### Goal of the exercise
Copy every line in which the string "Amerika" occurs.

>> Start Records provided

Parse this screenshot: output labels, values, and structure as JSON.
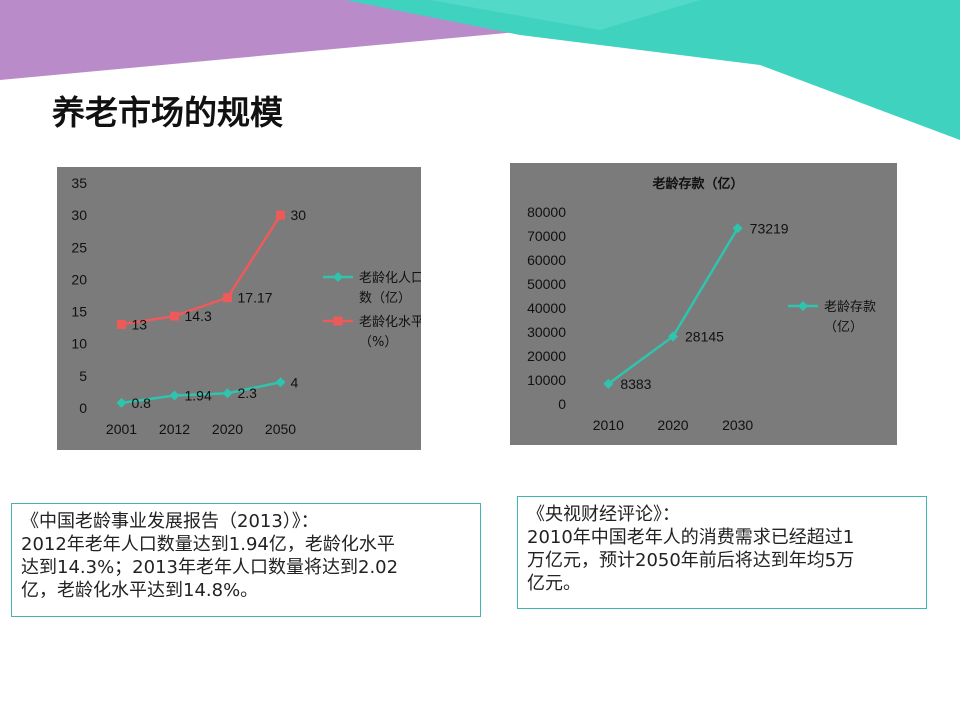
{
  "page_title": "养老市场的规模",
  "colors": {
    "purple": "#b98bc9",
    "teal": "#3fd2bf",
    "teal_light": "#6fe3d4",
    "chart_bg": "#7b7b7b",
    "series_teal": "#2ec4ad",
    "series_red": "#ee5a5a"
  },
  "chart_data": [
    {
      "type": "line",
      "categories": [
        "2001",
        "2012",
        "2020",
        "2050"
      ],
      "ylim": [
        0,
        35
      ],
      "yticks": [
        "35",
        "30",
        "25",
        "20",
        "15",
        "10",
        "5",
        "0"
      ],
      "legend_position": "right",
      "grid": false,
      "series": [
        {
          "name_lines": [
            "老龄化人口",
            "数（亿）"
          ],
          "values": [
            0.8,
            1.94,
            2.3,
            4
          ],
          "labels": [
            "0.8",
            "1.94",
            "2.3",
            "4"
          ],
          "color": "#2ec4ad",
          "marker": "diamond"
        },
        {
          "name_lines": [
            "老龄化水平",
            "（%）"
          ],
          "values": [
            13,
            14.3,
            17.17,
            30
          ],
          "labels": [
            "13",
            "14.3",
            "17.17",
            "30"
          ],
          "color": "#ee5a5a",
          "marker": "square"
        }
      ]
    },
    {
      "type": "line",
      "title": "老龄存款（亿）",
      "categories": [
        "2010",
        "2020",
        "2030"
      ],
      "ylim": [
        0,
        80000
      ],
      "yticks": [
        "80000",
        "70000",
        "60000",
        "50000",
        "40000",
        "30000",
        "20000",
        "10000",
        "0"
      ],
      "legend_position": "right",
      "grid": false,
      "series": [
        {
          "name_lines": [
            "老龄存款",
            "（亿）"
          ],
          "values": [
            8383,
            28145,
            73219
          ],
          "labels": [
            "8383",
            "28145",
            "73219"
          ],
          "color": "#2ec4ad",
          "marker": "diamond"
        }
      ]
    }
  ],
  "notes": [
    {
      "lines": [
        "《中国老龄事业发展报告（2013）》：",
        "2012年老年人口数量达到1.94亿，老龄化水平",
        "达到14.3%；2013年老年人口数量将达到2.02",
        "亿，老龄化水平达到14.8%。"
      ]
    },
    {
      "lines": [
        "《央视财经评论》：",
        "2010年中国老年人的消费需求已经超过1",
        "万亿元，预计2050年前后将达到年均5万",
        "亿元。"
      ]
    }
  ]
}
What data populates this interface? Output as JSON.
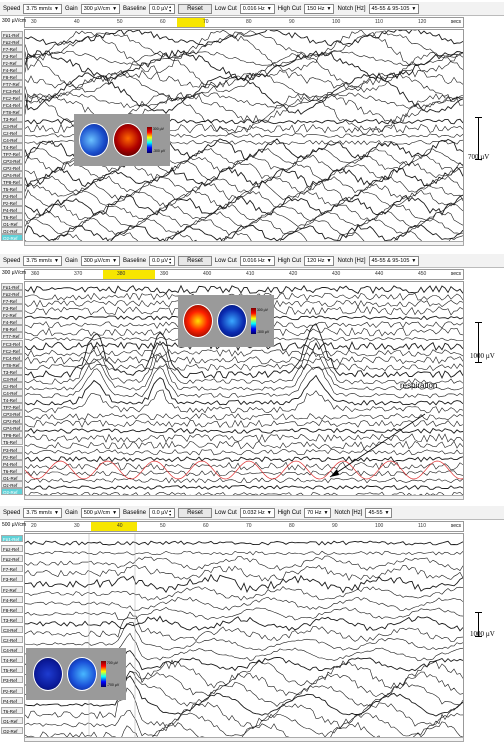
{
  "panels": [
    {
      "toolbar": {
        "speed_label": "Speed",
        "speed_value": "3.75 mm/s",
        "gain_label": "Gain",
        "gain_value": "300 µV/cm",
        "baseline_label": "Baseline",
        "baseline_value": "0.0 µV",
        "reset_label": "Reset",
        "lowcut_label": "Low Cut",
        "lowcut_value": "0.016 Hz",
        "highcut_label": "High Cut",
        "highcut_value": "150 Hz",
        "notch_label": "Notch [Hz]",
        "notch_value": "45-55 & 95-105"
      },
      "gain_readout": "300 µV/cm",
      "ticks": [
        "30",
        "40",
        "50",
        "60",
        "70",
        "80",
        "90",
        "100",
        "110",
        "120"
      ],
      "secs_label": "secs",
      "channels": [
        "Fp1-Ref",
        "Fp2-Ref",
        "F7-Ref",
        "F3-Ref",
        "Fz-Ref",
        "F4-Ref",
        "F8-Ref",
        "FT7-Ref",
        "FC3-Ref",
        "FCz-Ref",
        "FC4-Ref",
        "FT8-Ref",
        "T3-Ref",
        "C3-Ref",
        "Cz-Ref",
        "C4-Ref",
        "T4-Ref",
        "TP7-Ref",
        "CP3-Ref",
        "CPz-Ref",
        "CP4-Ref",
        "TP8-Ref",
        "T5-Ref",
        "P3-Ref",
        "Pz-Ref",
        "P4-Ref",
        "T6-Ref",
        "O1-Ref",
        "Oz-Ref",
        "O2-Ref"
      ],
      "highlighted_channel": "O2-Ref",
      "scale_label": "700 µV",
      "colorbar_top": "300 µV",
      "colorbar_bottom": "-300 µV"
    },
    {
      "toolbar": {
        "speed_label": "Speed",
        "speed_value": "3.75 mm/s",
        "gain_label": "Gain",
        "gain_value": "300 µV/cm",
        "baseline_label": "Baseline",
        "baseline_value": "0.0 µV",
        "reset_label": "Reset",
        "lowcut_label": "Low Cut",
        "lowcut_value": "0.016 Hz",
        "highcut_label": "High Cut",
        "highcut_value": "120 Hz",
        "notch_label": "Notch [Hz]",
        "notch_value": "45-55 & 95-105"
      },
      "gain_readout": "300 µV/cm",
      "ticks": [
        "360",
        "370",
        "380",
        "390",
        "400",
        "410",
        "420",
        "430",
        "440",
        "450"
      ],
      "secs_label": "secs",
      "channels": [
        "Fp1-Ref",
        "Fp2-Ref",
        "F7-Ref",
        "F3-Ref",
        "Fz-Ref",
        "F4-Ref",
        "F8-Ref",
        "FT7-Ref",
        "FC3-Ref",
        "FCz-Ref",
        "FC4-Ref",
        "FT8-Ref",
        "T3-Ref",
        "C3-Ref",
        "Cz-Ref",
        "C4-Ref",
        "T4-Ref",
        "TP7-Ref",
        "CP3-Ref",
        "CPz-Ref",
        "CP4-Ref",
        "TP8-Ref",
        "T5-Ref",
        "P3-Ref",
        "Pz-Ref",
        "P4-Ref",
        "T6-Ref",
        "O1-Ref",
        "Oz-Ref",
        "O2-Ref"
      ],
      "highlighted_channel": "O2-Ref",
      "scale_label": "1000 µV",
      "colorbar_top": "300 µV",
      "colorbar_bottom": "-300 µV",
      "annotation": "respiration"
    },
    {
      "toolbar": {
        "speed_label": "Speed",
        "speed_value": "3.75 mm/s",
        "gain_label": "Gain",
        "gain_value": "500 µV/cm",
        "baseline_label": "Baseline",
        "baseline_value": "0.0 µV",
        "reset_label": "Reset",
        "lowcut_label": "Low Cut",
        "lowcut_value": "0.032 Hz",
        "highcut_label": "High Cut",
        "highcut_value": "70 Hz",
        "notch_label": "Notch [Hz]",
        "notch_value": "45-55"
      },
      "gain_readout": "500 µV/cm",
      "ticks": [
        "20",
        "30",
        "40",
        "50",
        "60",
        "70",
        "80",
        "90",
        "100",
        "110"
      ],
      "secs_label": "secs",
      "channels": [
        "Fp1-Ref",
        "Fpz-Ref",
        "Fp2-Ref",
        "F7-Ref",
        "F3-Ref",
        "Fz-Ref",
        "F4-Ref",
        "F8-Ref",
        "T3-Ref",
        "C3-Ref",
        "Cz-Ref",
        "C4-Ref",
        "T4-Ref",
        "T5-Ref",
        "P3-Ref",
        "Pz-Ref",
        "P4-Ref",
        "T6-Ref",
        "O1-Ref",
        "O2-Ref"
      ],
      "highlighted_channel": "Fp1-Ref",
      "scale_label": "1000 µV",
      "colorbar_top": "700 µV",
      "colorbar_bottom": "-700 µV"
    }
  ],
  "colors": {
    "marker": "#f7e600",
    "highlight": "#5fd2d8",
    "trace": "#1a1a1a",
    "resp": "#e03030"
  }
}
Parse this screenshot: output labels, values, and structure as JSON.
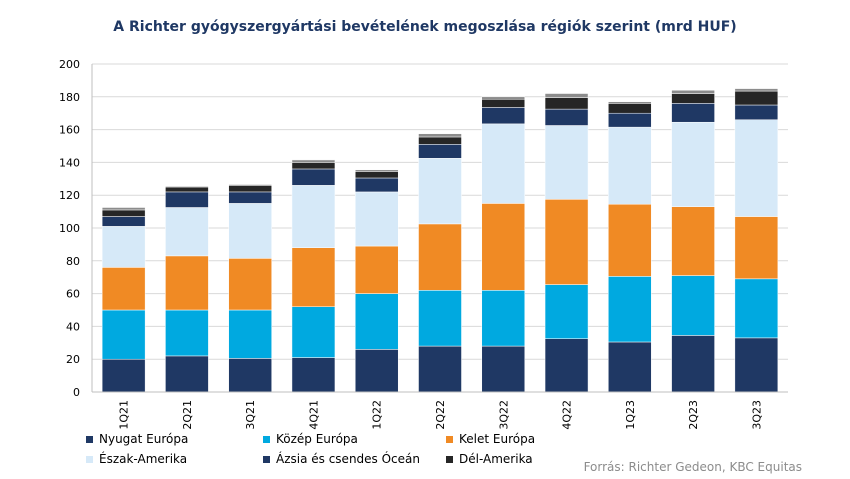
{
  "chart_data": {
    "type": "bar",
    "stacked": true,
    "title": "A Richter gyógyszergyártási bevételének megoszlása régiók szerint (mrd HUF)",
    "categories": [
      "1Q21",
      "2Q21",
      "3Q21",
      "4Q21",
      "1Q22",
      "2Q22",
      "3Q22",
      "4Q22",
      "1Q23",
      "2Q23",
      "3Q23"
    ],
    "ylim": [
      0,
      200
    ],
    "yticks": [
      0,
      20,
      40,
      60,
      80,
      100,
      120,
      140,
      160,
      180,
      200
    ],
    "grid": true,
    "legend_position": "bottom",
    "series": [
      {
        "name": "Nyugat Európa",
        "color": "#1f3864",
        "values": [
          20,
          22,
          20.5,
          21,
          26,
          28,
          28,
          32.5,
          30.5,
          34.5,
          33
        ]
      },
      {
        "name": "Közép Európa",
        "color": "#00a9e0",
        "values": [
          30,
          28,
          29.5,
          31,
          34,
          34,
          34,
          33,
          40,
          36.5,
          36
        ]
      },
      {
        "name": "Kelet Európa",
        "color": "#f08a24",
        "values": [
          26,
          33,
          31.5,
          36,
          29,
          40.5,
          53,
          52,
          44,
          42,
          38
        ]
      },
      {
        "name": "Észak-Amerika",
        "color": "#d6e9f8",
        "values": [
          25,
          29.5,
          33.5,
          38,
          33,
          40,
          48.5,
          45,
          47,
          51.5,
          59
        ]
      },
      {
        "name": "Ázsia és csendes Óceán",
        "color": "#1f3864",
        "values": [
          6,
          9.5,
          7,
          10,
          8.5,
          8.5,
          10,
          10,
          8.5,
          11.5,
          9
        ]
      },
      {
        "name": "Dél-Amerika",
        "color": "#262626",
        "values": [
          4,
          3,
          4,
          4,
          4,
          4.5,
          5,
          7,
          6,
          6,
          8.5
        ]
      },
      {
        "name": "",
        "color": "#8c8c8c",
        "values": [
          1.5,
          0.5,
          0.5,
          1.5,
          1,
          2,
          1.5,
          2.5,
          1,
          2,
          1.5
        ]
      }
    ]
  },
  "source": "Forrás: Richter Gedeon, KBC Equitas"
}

>> End Records provided

### Exercise result
        "name": "Észak-Amerika",
        "name": "Dél-Amerika",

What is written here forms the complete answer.